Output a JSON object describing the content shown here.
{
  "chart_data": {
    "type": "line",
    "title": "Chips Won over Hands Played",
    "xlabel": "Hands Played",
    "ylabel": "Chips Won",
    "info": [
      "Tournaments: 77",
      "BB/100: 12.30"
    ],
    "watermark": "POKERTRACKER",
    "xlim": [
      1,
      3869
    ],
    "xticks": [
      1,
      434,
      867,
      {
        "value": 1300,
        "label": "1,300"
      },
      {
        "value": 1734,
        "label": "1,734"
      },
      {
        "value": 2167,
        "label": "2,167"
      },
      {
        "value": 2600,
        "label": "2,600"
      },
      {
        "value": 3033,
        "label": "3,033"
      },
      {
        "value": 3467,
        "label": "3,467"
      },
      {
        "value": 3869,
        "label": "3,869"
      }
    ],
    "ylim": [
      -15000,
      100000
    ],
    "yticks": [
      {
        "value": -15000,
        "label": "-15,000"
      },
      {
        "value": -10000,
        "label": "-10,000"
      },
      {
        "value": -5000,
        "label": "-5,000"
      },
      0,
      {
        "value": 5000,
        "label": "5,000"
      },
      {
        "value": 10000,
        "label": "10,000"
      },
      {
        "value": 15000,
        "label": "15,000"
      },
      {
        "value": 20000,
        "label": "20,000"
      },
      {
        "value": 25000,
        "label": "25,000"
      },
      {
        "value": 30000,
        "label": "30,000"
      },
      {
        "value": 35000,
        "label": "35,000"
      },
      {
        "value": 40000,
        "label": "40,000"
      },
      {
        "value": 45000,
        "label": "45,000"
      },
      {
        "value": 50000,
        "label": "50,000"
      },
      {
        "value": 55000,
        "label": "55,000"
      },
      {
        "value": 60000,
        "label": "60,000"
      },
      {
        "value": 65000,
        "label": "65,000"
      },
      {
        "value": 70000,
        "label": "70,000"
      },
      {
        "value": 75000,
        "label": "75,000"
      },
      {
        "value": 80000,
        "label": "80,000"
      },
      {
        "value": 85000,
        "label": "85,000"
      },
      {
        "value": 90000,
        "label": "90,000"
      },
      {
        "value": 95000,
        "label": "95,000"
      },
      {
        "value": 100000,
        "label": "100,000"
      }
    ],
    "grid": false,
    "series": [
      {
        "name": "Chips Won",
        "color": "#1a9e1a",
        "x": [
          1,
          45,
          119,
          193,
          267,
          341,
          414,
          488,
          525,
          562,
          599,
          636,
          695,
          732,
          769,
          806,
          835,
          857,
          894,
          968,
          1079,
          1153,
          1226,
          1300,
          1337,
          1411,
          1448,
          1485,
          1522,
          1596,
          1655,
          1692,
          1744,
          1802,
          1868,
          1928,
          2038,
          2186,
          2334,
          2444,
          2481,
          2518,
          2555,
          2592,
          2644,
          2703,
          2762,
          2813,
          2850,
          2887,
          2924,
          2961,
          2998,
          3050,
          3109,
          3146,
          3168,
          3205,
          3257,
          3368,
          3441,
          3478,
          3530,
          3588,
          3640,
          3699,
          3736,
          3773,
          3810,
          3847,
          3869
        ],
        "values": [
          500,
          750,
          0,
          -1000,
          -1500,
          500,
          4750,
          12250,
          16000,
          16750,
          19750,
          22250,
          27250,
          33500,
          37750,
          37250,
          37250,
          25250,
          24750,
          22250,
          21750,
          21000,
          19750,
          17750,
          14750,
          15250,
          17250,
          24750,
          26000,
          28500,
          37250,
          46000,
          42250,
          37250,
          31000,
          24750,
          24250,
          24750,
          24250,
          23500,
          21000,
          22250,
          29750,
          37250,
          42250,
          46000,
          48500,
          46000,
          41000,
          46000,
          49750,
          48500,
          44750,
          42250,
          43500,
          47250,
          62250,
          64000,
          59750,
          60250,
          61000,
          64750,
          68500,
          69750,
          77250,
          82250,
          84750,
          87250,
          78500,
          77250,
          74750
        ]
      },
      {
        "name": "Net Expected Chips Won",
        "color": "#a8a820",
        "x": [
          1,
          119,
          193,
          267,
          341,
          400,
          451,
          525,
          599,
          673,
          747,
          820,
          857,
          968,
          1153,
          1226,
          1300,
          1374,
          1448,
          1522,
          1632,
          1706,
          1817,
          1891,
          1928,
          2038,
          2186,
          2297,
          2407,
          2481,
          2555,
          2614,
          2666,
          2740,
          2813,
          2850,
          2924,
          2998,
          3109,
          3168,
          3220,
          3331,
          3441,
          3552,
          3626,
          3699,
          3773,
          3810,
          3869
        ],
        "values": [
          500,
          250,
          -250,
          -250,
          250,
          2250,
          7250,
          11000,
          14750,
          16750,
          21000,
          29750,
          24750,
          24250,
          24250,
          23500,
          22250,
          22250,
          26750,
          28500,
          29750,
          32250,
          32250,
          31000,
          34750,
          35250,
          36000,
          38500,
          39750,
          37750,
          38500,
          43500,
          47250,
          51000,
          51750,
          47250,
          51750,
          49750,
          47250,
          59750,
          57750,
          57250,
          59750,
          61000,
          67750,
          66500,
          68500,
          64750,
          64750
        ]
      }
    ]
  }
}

● SHORT PROBLEM
Find every line in the records that contains the word "Chips"; copy those lines.

● EXERCISE ANSWER
    "title": "Chips Won over Hands Played",
    "ylabel": "Chips Won",
        "name": "Chips Won",
        "name": "Net Expected Chips Won",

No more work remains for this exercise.